> [Given records]
■ ■ ■ ■
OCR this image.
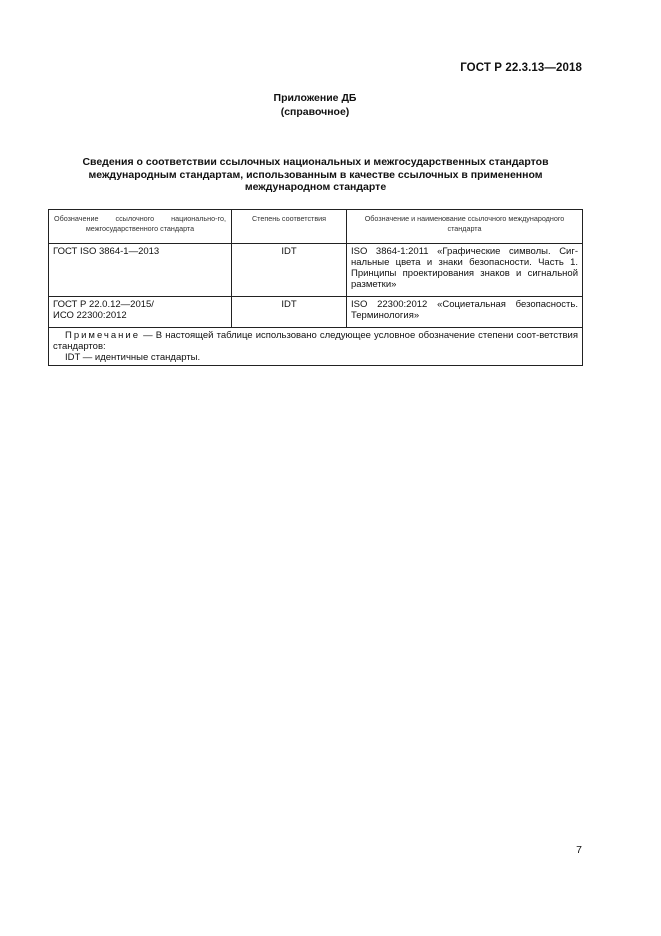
ГОСТ Р 22.3.13—2018
Приложение ДБ
(справочное)
Сведения о соответствии ссылочных национальных и межгосударственных стандартов
международным стандартам, использованным в качестве ссылочных в примененном
международном стандарте
Обозначение ссылочного национально-го, межгосударственного стандарта	Степень соответствия	Обозначение и наименование ссылочного международного стандарта

ГОСТ ISO 3864-1—2013	IDT	ISO 3864-1:2011 «Графические символы. Сиг-нальные цвета и знаки безопасности. Часть 1. Принципы проектирования знаков и сигнальной разметки»

ГОСТ Р 22.0.12—2015/
ИСО 22300:2012	IDT	ISO 22300:2012 «Социетальная безопасность. Терминология»
Примечание — В настоящей таблице использовано следующее условное обозначение степени соот-ветствия стандартов:
IDT — идентичные стандарты.		
7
■ ■ ■ ■
Write out the whole listing exactly, and drop the pictures.

OCR this image.
ГОСТ Р 22.3.13—2018
Приложение ДБ
(справочное)
Сведения о соответствии ссылочных национальных и межгосударственных стандартов
международным стандартам, использованным в качестве ссылочных в примененном
международном стандарте
Обозначение ссылочного национально-го, межгосударственного стандарта	Степень соответствия	Обозначение и наименование ссылочного международного стандарта

ГОСТ ISO 3864-1—2013	IDT	ISO 3864-1:2011 «Графические символы. Сиг-нальные цвета и знаки безопасности. Часть 1. Принципы проектирования знаков и сигнальной разметки»

ГОСТ Р 22.0.12—2015/
ИСО 22300:2012	IDT	ISO 22300:2012 «Социетальная безопасность. Терминология»
Примечание — В настоящей таблице использовано следующее условное обозначение степени соот-ветствия стандартов:
IDT — идентичные стандарты.		
7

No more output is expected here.